TASK INPUTS
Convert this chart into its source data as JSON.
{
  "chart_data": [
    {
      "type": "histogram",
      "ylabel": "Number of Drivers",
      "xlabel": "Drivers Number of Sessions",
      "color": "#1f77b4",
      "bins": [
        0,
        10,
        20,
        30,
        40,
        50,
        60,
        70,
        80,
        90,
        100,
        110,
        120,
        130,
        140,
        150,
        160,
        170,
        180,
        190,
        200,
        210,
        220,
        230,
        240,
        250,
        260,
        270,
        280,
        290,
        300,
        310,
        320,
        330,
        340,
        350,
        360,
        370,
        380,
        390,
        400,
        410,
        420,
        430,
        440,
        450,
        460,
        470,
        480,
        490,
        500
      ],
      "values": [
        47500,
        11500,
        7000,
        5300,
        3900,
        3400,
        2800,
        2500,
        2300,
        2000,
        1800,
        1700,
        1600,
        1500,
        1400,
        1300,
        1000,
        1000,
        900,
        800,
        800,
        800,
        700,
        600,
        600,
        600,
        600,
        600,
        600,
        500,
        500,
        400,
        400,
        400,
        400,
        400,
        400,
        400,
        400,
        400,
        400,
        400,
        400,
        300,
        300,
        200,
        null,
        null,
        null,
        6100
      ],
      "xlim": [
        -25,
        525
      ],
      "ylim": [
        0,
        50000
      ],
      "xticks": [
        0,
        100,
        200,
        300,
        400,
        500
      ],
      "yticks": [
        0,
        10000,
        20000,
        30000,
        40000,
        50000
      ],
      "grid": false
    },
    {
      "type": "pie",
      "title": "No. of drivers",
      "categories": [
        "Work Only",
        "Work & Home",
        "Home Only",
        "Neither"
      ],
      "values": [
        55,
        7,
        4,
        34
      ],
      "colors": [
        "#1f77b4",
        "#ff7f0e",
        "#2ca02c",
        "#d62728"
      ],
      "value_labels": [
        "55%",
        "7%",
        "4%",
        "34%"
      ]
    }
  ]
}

GIVEN REQUEST
Write the data out again in full and exactly.

REPLY
Convert this chart into its source data as JSON.
{
  "chart_data": [
    {
      "type": "histogram",
      "ylabel": "Number of Drivers",
      "xlabel": "Drivers Number of Sessions",
      "color": "#1f77b4",
      "bins": [
        0,
        10,
        20,
        30,
        40,
        50,
        60,
        70,
        80,
        90,
        100,
        110,
        120,
        130,
        140,
        150,
        160,
        170,
        180,
        190,
        200,
        210,
        220,
        230,
        240,
        250,
        260,
        270,
        280,
        290,
        300,
        310,
        320,
        330,
        340,
        350,
        360,
        370,
        380,
        390,
        400,
        410,
        420,
        430,
        440,
        450,
        460,
        470,
        480,
        490,
        500
      ],
      "values": [
        47500,
        11500,
        7000,
        5300,
        3900,
        3400,
        2800,
        2500,
        2300,
        2000,
        1800,
        1700,
        1600,
        1500,
        1400,
        1300,
        1000,
        1000,
        900,
        800,
        800,
        800,
        700,
        600,
        600,
        600,
        600,
        600,
        600,
        500,
        500,
        400,
        400,
        400,
        400,
        400,
        400,
        400,
        400,
        400,
        400,
        400,
        400,
        300,
        300,
        200,
        null,
        null,
        null,
        6100
      ],
      "xlim": [
        -25,
        525
      ],
      "ylim": [
        0,
        50000
      ],
      "xticks": [
        0,
        100,
        200,
        300,
        400,
        500
      ],
      "yticks": [
        0,
        10000,
        20000,
        30000,
        40000,
        50000
      ],
      "grid": false
    },
    {
      "type": "pie",
      "title": "No. of drivers",
      "categories": [
        "Work Only",
        "Work & Home",
        "Home Only",
        "Neither"
      ],
      "values": [
        55,
        7,
        4,
        34
      ],
      "colors": [
        "#1f77b4",
        "#ff7f0e",
        "#2ca02c",
        "#d62728"
      ],
      "value_labels": [
        "55%",
        "7%",
        "4%",
        "34%"
      ]
    }
  ]
}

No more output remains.